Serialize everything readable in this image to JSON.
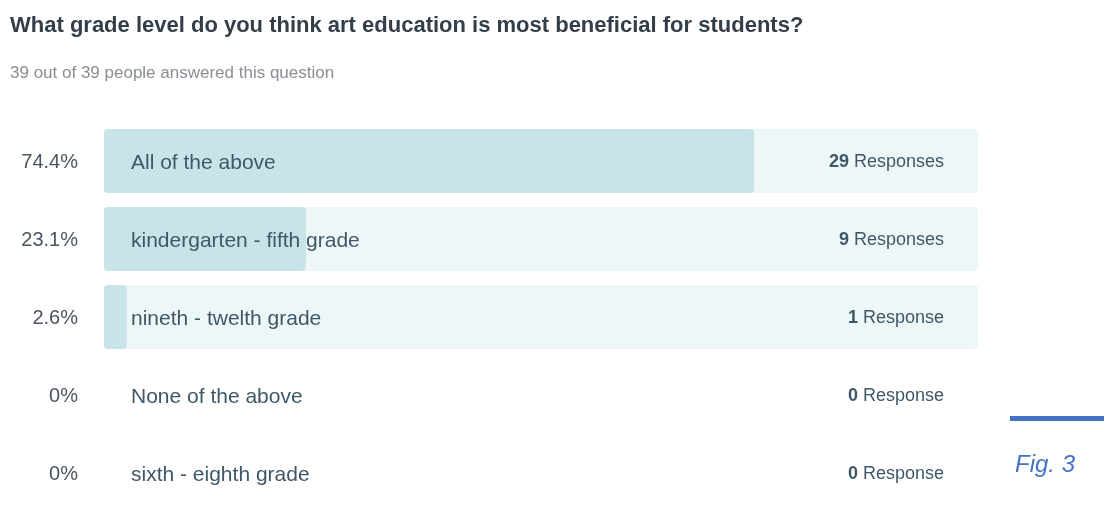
{
  "chart_data": {
    "type": "bar",
    "orientation": "horizontal",
    "title": "What grade level do you think art education is most beneficial for students?",
    "subtitle": "39 out of 39 people answered this question",
    "categories": [
      "All of the above",
      "kindergarten - fifth grade",
      "nineth - twelth grade",
      "None of the above",
      "sixth - eighth grade"
    ],
    "values": [
      74.4,
      23.1,
      2.6,
      0,
      0
    ],
    "value_labels": [
      "74.4%",
      "23.1%",
      "2.6%",
      "0%",
      "0%"
    ],
    "color": "#c9e4e8",
    "xlim": [
      0,
      100
    ],
    "tick_labels": false,
    "grid": false,
    "legend": false,
    "annotations": [
      "29 Responses",
      "9 Responses",
      "1 Response",
      "0 Response",
      "0 Response",
      "Fig. 3"
    ]
  }
}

• _DIRECTION_
Scan the listing above. Gather each line that contains the word "false".

• _OUTPUT BELOW_
    "tick_labels": false,
    "grid": false,
    "legend": false,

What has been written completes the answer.